[Stored data]
_____

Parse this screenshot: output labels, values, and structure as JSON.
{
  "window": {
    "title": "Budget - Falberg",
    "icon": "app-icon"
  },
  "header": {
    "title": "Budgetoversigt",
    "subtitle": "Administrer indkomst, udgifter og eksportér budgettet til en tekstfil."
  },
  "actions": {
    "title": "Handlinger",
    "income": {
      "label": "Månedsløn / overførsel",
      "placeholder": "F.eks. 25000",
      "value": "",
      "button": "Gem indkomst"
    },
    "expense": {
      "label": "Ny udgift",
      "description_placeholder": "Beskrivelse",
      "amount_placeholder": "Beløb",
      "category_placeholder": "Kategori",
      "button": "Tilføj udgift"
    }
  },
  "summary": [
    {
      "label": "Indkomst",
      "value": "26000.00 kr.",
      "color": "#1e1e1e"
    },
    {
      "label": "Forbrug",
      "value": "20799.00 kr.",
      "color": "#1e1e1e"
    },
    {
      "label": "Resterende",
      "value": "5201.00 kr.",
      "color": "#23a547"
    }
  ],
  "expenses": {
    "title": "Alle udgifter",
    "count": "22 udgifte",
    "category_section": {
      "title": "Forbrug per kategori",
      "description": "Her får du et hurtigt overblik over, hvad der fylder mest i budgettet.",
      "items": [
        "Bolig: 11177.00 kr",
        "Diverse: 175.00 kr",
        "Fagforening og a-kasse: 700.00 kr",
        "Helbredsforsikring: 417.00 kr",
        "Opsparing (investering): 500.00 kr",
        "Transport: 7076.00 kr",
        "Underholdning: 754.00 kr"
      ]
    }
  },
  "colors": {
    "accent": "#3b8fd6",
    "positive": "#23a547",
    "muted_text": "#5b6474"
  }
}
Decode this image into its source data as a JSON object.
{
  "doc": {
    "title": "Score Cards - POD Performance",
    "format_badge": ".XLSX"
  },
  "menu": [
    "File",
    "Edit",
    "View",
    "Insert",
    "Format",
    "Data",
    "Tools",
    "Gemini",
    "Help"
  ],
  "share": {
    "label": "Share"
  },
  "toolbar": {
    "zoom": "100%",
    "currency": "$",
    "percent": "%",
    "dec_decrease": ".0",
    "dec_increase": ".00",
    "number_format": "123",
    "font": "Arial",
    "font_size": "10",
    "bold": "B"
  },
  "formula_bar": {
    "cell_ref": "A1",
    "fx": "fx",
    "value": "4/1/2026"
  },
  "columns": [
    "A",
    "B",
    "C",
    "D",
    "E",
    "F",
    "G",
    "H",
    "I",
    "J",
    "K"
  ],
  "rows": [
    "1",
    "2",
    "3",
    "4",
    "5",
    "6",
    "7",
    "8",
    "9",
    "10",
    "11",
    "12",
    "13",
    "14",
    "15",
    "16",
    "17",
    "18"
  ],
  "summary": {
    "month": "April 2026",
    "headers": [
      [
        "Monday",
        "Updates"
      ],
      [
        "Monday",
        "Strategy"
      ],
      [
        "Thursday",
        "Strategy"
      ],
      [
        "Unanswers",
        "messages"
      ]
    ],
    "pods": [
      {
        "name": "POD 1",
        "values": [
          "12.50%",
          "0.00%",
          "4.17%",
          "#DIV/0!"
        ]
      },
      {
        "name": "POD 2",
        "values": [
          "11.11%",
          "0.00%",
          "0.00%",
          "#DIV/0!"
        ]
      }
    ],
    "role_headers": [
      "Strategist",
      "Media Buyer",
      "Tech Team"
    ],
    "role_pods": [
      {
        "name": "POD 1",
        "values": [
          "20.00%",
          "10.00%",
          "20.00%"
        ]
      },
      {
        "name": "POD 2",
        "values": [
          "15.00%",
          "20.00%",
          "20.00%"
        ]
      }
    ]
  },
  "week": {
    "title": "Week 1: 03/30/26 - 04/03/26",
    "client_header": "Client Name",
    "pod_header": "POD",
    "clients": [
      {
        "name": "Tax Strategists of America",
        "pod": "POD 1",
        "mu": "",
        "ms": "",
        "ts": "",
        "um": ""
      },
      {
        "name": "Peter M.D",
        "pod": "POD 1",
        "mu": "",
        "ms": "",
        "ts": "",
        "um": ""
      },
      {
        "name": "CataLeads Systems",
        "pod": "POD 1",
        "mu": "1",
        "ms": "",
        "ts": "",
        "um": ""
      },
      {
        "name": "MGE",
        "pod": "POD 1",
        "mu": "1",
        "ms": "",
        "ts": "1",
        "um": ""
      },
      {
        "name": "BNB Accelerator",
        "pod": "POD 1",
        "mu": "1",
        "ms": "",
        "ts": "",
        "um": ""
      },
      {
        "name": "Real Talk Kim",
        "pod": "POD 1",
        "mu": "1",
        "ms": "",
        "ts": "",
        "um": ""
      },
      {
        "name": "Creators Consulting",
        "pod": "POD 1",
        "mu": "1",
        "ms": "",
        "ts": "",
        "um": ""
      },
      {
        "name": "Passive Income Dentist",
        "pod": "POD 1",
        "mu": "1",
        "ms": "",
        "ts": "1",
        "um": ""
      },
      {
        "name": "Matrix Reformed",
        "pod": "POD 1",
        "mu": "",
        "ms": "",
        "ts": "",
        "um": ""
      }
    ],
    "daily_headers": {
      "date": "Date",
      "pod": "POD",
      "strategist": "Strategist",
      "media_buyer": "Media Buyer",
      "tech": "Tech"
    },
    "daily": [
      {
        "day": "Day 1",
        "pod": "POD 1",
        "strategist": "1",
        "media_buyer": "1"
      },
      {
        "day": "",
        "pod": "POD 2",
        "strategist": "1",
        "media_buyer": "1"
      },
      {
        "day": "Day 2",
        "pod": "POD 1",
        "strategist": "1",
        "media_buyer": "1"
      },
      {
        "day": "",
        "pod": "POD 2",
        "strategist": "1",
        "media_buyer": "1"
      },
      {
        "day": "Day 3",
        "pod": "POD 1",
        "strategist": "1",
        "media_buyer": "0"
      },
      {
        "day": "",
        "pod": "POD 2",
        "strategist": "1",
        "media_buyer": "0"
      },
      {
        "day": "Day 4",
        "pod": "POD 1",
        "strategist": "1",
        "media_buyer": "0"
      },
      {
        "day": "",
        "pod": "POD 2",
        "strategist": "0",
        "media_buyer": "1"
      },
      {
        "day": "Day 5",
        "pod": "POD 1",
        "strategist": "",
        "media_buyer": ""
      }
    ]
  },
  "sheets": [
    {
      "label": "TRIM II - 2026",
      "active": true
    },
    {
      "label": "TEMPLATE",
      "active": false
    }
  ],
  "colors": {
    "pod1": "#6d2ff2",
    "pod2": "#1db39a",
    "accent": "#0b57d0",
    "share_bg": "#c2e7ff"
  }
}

_____

| WHAT YOU SHOULD DO |
Would you reproduce the material above in full, exactly as given?

| TASK RESPONSE |
Parse this screenshot: output labels, values, and structure as JSON.
{
  "window": {
    "title": "Budget - Falberg",
    "icon": "app-icon"
  },
  "header": {
    "title": "Budgetoversigt",
    "subtitle": "Administrer indkomst, udgifter og eksportér budgettet til en tekstfil."
  },
  "actions": {
    "title": "Handlinger",
    "income": {
      "label": "Månedsløn / overførsel",
      "placeholder": "F.eks. 25000",
      "value": "",
      "button": "Gem indkomst"
    },
    "expense": {
      "label": "Ny udgift",
      "description_placeholder": "Beskrivelse",
      "amount_placeholder": "Beløb",
      "category_placeholder": "Kategori",
      "button": "Tilføj udgift"
    }
  },
  "summary": [
    {
      "label": "Indkomst",
      "value": "26000.00 kr.",
      "color": "#1e1e1e"
    },
    {
      "label": "Forbrug",
      "value": "20799.00 kr.",
      "color": "#1e1e1e"
    },
    {
      "label": "Resterende",
      "value": "5201.00 kr.",
      "color": "#23a547"
    }
  ],
  "expenses": {
    "title": "Alle udgifter",
    "count": "22 udgifte",
    "category_section": {
      "title": "Forbrug per kategori",
      "description": "Her får du et hurtigt overblik over, hvad der fylder mest i budgettet.",
      "items": [
        "Bolig: 11177.00 kr",
        "Diverse: 175.00 kr",
        "Fagforening og a-kasse: 700.00 kr",
        "Helbredsforsikring: 417.00 kr",
        "Opsparing (investering): 500.00 kr",
        "Transport: 7076.00 kr",
        "Underholdning: 754.00 kr"
      ]
    }
  },
  "colors": {
    "accent": "#3b8fd6",
    "positive": "#23a547",
    "muted_text": "#5b6474"
  }
}
Decode this image into its source data as a JSON object.
{
  "doc": {
    "title": "Score Cards - POD Performance",
    "format_badge": ".XLSX"
  },
  "menu": [
    "File",
    "Edit",
    "View",
    "Insert",
    "Format",
    "Data",
    "Tools",
    "Gemini",
    "Help"
  ],
  "share": {
    "label": "Share"
  },
  "toolbar": {
    "zoom": "100%",
    "currency": "$",
    "percent": "%",
    "dec_decrease": ".0",
    "dec_increase": ".00",
    "number_format": "123",
    "font": "Arial",
    "font_size": "10",
    "bold": "B"
  },
  "formula_bar": {
    "cell_ref": "A1",
    "fx": "fx",
    "value": "4/1/2026"
  },
  "columns": [
    "A",
    "B",
    "C",
    "D",
    "E",
    "F",
    "G",
    "H",
    "I",
    "J",
    "K"
  ],
  "rows": [
    "1",
    "2",
    "3",
    "4",
    "5",
    "6",
    "7",
    "8",
    "9",
    "10",
    "11",
    "12",
    "13",
    "14",
    "15",
    "16",
    "17",
    "18"
  ],
  "summary": {
    "month": "April 2026",
    "headers": [
      [
        "Monday",
        "Updates"
      ],
      [
        "Monday",
        "Strategy"
      ],
      [
        "Thursday",
        "Strategy"
      ],
      [
        "Unanswers",
        "messages"
      ]
    ],
    "pods": [
      {
        "name": "POD 1",
        "values": [
          "12.50%",
          "0.00%",
          "4.17%",
          "#DIV/0!"
        ]
      },
      {
        "name": "POD 2",
        "values": [
          "11.11%",
          "0.00%",
          "0.00%",
          "#DIV/0!"
        ]
      }
    ],
    "role_headers": [
      "Strategist",
      "Media Buyer",
      "Tech Team"
    ],
    "role_pods": [
      {
        "name": "POD 1",
        "values": [
          "20.00%",
          "10.00%",
          "20.00%"
        ]
      },
      {
        "name": "POD 2",
        "values": [
          "15.00%",
          "20.00%",
          "20.00%"
        ]
      }
    ]
  },
  "week": {
    "title": "Week 1: 03/30/26 - 04/03/26",
    "client_header": "Client Name",
    "pod_header": "POD",
    "clients": [
      {
        "name": "Tax Strategists of America",
        "pod": "POD 1",
        "mu": "",
        "ms": "",
        "ts": "",
        "um": ""
      },
      {
        "name": "Peter M.D",
        "pod": "POD 1",
        "mu": "",
        "ms": "",
        "ts": "",
        "um": ""
      },
      {
        "name": "CataLeads Systems",
        "pod": "POD 1",
        "mu": "1",
        "ms": "",
        "ts": "",
        "um": ""
      },
      {
        "name": "MGE",
        "pod": "POD 1",
        "mu": "1",
        "ms": "",
        "ts": "1",
        "um": ""
      },
      {
        "name": "BNB Accelerator",
        "pod": "POD 1",
        "mu": "1",
        "ms": "",
        "ts": "",
        "um": ""
      },
      {
        "name": "Real Talk Kim",
        "pod": "POD 1",
        "mu": "1",
        "ms": "",
        "ts": "",
        "um": ""
      },
      {
        "name": "Creators Consulting",
        "pod": "POD 1",
        "mu": "1",
        "ms": "",
        "ts": "",
        "um": ""
      },
      {
        "name": "Passive Income Dentist",
        "pod": "POD 1",
        "mu": "1",
        "ms": "",
        "ts": "1",
        "um": ""
      },
      {
        "name": "Matrix Reformed",
        "pod": "POD 1",
        "mu": "",
        "ms": "",
        "ts": "",
        "um": ""
      }
    ],
    "daily_headers": {
      "date": "Date",
      "pod": "POD",
      "strategist": "Strategist",
      "media_buyer": "Media Buyer",
      "tech": "Tech"
    },
    "daily": [
      {
        "day": "Day 1",
        "pod": "POD 1",
        "strategist": "1",
        "media_buyer": "1"
      },
      {
        "day": "",
        "pod": "POD 2",
        "strategist": "1",
        "media_buyer": "1"
      },
      {
        "day": "Day 2",
        "pod": "POD 1",
        "strategist": "1",
        "media_buyer": "1"
      },
      {
        "day": "",
        "pod": "POD 2",
        "strategist": "1",
        "media_buyer": "1"
      },
      {
        "day": "Day 3",
        "pod": "POD 1",
        "strategist": "1",
        "media_buyer": "0"
      },
      {
        "day": "",
        "pod": "POD 2",
        "strategist": "1",
        "media_buyer": "0"
      },
      {
        "day": "Day 4",
        "pod": "POD 1",
        "strategist": "1",
        "media_buyer": "0"
      },
      {
        "day": "",
        "pod": "POD 2",
        "strategist": "0",
        "media_buyer": "1"
      },
      {
        "day": "Day 5",
        "pod": "POD 1",
        "strategist": "",
        "media_buyer": ""
      }
    ]
  },
  "sheets": [
    {
      "label": "TRIM II - 2026",
      "active": true
    },
    {
      "label": "TEMPLATE",
      "active": false
    }
  ],
  "colors": {
    "pod1": "#6d2ff2",
    "pod2": "#1db39a",
    "accent": "#0b57d0",
    "share_bg": "#c2e7ff"
  }
}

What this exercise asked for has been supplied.